> _WHAT THIS TASK INVOLVES_: What follows is a listing to be transcribed exactly.

> _SUPPLIED ENTRIES_:
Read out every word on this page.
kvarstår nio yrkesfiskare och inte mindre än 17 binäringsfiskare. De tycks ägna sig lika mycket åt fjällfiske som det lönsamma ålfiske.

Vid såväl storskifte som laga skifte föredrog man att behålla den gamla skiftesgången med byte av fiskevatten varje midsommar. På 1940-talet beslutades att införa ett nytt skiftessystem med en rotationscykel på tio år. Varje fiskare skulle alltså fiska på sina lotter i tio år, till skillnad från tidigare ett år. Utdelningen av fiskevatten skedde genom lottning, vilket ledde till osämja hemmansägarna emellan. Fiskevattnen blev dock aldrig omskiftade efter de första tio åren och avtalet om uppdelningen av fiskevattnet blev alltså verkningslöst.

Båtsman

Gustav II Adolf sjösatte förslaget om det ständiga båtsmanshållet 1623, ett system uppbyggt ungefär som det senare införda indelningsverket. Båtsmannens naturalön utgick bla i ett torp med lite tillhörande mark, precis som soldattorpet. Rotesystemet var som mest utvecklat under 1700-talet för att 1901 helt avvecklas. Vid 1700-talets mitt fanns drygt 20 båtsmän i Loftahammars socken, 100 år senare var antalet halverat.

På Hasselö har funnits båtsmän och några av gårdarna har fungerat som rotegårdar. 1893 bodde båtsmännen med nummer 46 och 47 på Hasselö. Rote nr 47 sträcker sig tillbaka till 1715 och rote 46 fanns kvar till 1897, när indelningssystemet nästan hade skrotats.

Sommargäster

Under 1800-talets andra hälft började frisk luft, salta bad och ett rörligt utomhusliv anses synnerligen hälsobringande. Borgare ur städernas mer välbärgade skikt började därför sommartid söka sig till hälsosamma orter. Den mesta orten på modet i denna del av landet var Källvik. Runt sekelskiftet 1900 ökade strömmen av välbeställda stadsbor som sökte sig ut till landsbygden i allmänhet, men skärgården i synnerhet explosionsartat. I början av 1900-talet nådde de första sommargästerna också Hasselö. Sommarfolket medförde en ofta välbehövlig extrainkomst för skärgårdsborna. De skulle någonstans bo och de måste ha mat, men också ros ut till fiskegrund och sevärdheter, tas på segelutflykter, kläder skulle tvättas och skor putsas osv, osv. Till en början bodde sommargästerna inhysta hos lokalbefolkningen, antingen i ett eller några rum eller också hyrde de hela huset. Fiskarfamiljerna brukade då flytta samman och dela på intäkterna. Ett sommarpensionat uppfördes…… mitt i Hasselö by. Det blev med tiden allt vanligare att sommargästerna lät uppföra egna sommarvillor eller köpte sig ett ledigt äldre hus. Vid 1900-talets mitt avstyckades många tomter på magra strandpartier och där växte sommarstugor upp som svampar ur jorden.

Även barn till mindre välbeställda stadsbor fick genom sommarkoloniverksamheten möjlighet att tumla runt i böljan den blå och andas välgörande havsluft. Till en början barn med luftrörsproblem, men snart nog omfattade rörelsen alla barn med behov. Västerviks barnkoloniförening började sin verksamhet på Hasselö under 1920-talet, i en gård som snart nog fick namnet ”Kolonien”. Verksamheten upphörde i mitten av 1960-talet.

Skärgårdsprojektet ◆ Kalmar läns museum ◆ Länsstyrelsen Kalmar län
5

> _RESPONSE_:
Read out every word on this page.
kvarstår nio yrkesfiskare och inte mindre än 17 binäringsfiskare. De tycks ägna sig lika mycket åt fjällfiske som det lönsamma ålfiske.

Vid såväl storskifte som laga skifte föredrog man att behålla den gamla skiftesgången med byte av fiskevatten varje midsommar. På 1940-talet beslutades att införa ett nytt skiftessystem med en rotationscykel på tio år. Varje fiskare skulle alltså fiska på sina lotter i tio år, till skillnad från tidigare ett år. Utdelningen av fiskevatten skedde genom lottning, vilket ledde till osämja hemmansägarna emellan. Fiskevattnen blev dock aldrig omskiftade efter de första tio åren och avtalet om uppdelningen av fiskevattnet blev alltså verkningslöst.

Båtsman

Gustav II Adolf sjösatte förslaget om det ständiga båtsmanshållet 1623, ett system uppbyggt ungefär som det senare införda indelningsverket. Båtsmannens naturalön utgick bla i ett torp med lite tillhörande mark, precis som soldattorpet. Rotesystemet var som mest utvecklat under 1700-talet för att 1901 helt avvecklas. Vid 1700-talets mitt fanns drygt 20 båtsmän i Loftahammars socken, 100 år senare var antalet halverat.

På Hasselö har funnits båtsmän och några av gårdarna har fungerat som rotegårdar. 1893 bodde båtsmännen med nummer 46 och 47 på Hasselö. Rote nr 47 sträcker sig tillbaka till 1715 och rote 46 fanns kvar till 1897, när indelningssystemet nästan hade skrotats.

Sommargäster

Under 1800-talets andra hälft började frisk luft, salta bad och ett rörligt utomhusliv anses synnerligen hälsobringande. Borgare ur städernas mer välbärgade skikt började därför sommartid söka sig till hälsosamma orter. Den mesta orten på modet i denna del av landet var Källvik. Runt sekelskiftet 1900 ökade strömmen av välbeställda stadsbor som sökte sig ut till landsbygden i allmänhet, men skärgården i synnerhet explosionsartat. I början av 1900-talet nådde de första sommargästerna också Hasselö. Sommarfolket medförde en ofta välbehövlig extrainkomst för skärgårdsborna. De skulle någonstans bo och de måste ha mat, men också ros ut till fiskegrund och sevärdheter, tas på segelutflykter, kläder skulle tvättas och skor putsas osv, osv. Till en början bodde sommargästerna inhysta hos lokalbefolkningen, antingen i ett eller några rum eller också hyrde de hela huset. Fiskarfamiljerna brukade då flytta samman och dela på intäkterna. Ett sommarpensionat uppfördes…… mitt i Hasselö by. Det blev med tiden allt vanligare att sommargästerna lät uppföra egna sommarvillor eller köpte sig ett ledigt äldre hus. Vid 1900-talets mitt avstyckades många tomter på magra strandpartier och där växte sommarstugor upp som svampar ur jorden.

Även barn till mindre välbeställda stadsbor fick genom sommarkoloniverksamheten möjlighet att tumla runt i böljan den blå och andas välgörande havsluft. Till en början barn med luftrörsproblem, men snart nog omfattade rörelsen alla barn med behov. Västerviks barnkoloniförening började sin verksamhet på Hasselö under 1920-talet, i en gård som snart nog fick namnet ”Kolonien”. Verksamheten upphörde i mitten av 1960-talet.

Skärgårdsprojektet ◆ Kalmar läns museum ◆ Länsstyrelsen Kalmar län
5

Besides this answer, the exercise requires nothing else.